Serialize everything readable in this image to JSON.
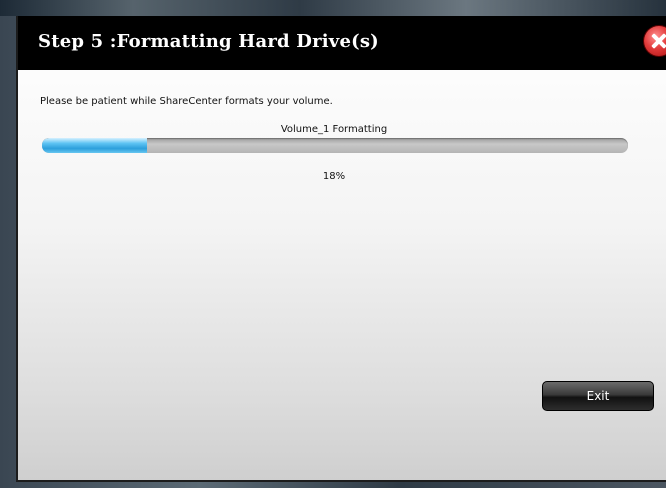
{
  "dialog": {
    "title": "Step 5 :Formatting Hard Drive(s)",
    "message": "Please be patient while ShareCenter formats your volume.",
    "progress": {
      "label": "Volume_1 Formatting",
      "percent_text": "18%",
      "value": 0.18
    },
    "exit_label": "Exit",
    "close_icon": "close-icon"
  },
  "colors": {
    "titlebar": "#000000",
    "progress_fill": "#2c9fdc",
    "close_button": "#e23b3b"
  }
}
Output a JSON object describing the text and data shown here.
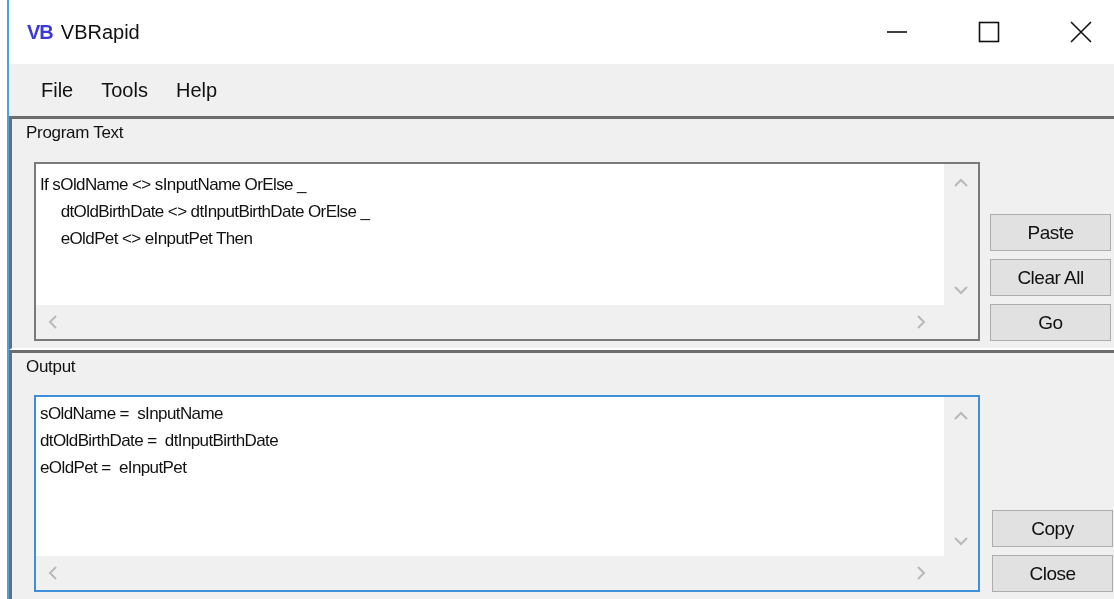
{
  "window": {
    "title": "VBRapid",
    "logo": "VB"
  },
  "menu": [
    "File",
    "Tools",
    "Help"
  ],
  "program_text": {
    "label": "Program Text",
    "focused": false,
    "lines": [
      "If sOldName <> sInputName OrElse _",
      "\tdtOldBirthDate <> dtInputBirthDate OrElse _",
      "\teOldPet <> eInputPet Then"
    ],
    "buttons": [
      "Paste",
      "Clear All",
      "Go"
    ]
  },
  "output": {
    "label": "Output",
    "focused": true,
    "lines": [
      "sOldName =  sInputName",
      "dtOldBirthDate =  dtInputBirthDate",
      "eOldPet =  eInputPet"
    ],
    "buttons": [
      "Copy",
      "Close"
    ]
  }
}
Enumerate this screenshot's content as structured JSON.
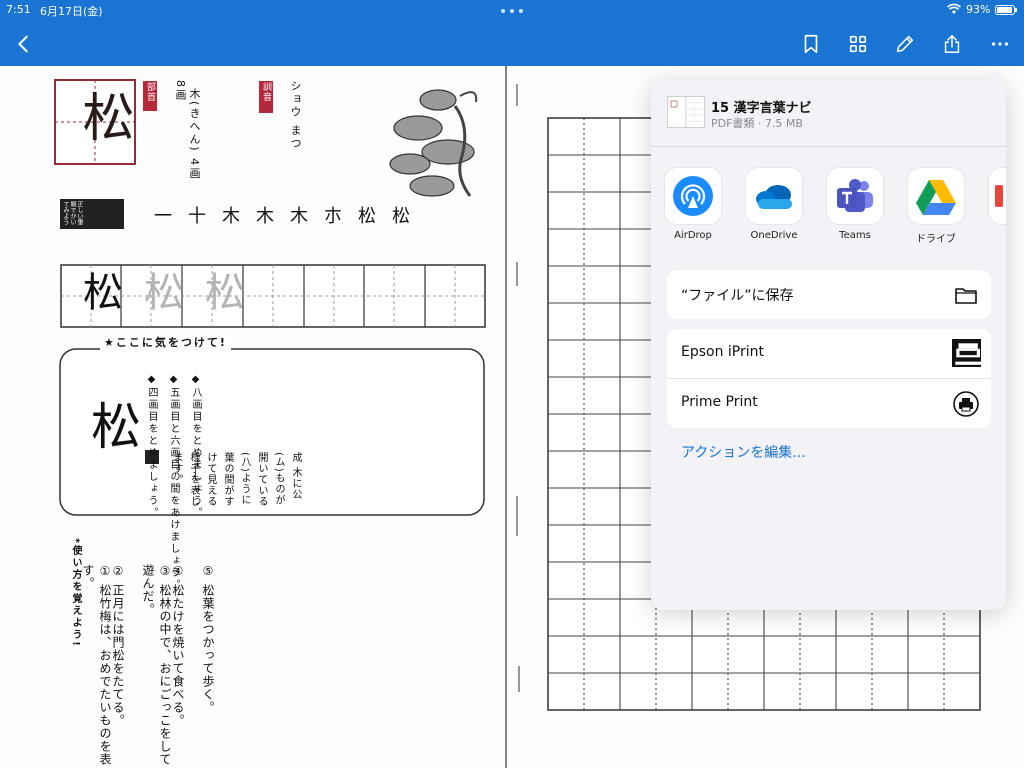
{
  "status": {
    "time": "7:51",
    "date": "6月17日(金)",
    "battery": "93%",
    "battery_level": 0.93
  },
  "toolbar": {
    "icons": [
      "back-icon",
      "bookmark-icon",
      "grid-icon",
      "pencil-icon",
      "share-icon",
      "more-icon"
    ],
    "accent": "#1a74d4"
  },
  "document": {
    "kanji": "松",
    "radical_label": "部首",
    "strokes_label": "総画",
    "strokes": "8画",
    "radical": "木(きへん) 4画",
    "reading_label": "訓音",
    "readings": "ショウ まつ",
    "stroke_order_label": "正しい筆順でかいてみよう",
    "stroke_steps": [
      "一",
      "十",
      "木",
      "木",
      "木",
      "朩",
      "松",
      "松"
    ],
    "attention_title": "★ここに気をつけて!",
    "attention_notes": [
      "◆四画目をとめましょう。",
      "◆五画目と六画目の間をあけましょう。",
      "◆八画目をとめましょう。"
    ],
    "origin_note": "成 木に公(ム)ものが開いている(八)ように葉の間がすけて見える様子を表します。",
    "usage_title": "*使い方を覚えよう!",
    "usage_examples": [
      "① 松竹梅は、おめでたいものを表す。",
      "② 正月には門松をたてる。",
      "③ 松林の中で、おにごっこをして遊んだ。",
      "④ 松たけを焼いて食べる。",
      "⑤ 松葉をつかって歩く。"
    ]
  },
  "share_sheet": {
    "file_name": "15 漢字言葉ナビ",
    "file_meta": "PDF書類 · 7.5 MB",
    "apps": [
      {
        "label": "AirDrop",
        "icon": "airdrop-icon"
      },
      {
        "label": "OneDrive",
        "icon": "onedrive-icon"
      },
      {
        "label": "Teams",
        "icon": "teams-icon"
      },
      {
        "label": "ドライブ",
        "icon": "google-drive-icon"
      }
    ],
    "save_files": "“ファイル”に保存",
    "actions": [
      "Epson iPrint",
      "Prime Print"
    ],
    "edit_actions": "アクションを編集..."
  }
}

• [Written exercise] Reproduce each entry precisely. Leave the pictures out.

• [Answer to the task]
Serialize everything readable in this image to JSON.
{
  "dialog": {
    "title": "Step 5 :Formatting Hard Drive(s)",
    "message": "Please be patient while ShareCenter formats your volume.",
    "progress": {
      "label": "Volume_1 Formatting",
      "percent_text": "18%",
      "value": 0.18
    },
    "exit_label": "Exit",
    "close_icon": "close-icon"
  },
  "colors": {
    "titlebar": "#000000",
    "progress_fill": "#2c9fdc",
    "close_button": "#e23b3b"
  }
}
Output a JSON object describing the text and data shown here.
{
  "window": {
    "title": "VBRapid",
    "logo": "VB"
  },
  "menu": [
    "File",
    "Tools",
    "Help"
  ],
  "program_text": {
    "label": "Program Text",
    "focused": false,
    "lines": [
      "If sOldName <> sInputName OrElse _",
      "\tdtOldBirthDate <> dtInputBirthDate OrElse _",
      "\teOldPet <> eInputPet Then"
    ],
    "buttons": [
      "Paste",
      "Clear All",
      "Go"
    ]
  },
  "output": {
    "label": "Output",
    "focused": true,
    "lines": [
      "sOldName =  sInputName",
      "dtOldBirthDate =  dtInputBirthDate",
      "eOldPet =  eInputPet"
    ],
    "buttons": [
      "Copy",
      "Close"
    ]
  }
}
Enumerate this screenshot's content as structured JSON.
{
  "status": {
    "time": "7:51",
    "date": "6月17日(金)",
    "battery": "93%",
    "battery_level": 0.93
  },
  "toolbar": {
    "icons": [
      "back-icon",
      "bookmark-icon",
      "grid-icon",
      "pencil-icon",
      "share-icon",
      "more-icon"
    ],
    "accent": "#1a74d4"
  },
  "document": {
    "kanji": "松",
    "radical_label": "部首",
    "strokes_label": "総画",
    "strokes": "8画",
    "radical": "木(きへん) 4画",
    "reading_label": "訓音",
    "readings": "ショウ まつ",
    "stroke_order_label": "正しい筆順でかいてみよう",
    "stroke_steps": [
      "一",
      "十",
      "木",
      "木",
      "木",
      "朩",
      "松",
      "松"
    ],
    "attention_title": "★ここに気をつけて!",
    "attention_notes": [
      "◆四画目をとめましょう。",
      "◆五画目と六画目の間をあけましょう。",
      "◆八画目をとめましょう。"
    ],
    "origin_note": "成 木に公(ム)ものが開いている(八)ように葉の間がすけて見える様子を表します。",
    "usage_title": "*使い方を覚えよう!",
    "usage_examples": [
      "① 松竹梅は、おめでたいものを表す。",
      "② 正月には門松をたてる。",
      "③ 松林の中で、おにごっこをして遊んだ。",
      "④ 松たけを焼いて食べる。",
      "⑤ 松葉をつかって歩く。"
    ]
  },
  "share_sheet": {
    "file_name": "15 漢字言葉ナビ",
    "file_meta": "PDF書類 · 7.5 MB",
    "apps": [
      {
        "label": "AirDrop",
        "icon": "airdrop-icon"
      },
      {
        "label": "OneDrive",
        "icon": "onedrive-icon"
      },
      {
        "label": "Teams",
        "icon": "teams-icon"
      },
      {
        "label": "ドライブ",
        "icon": "google-drive-icon"
      }
    ],
    "save_files": "“ファイル”に保存",
    "actions": [
      "Epson iPrint",
      "Prime Print"
    ],
    "edit_actions": "アクションを編集..."
  }
}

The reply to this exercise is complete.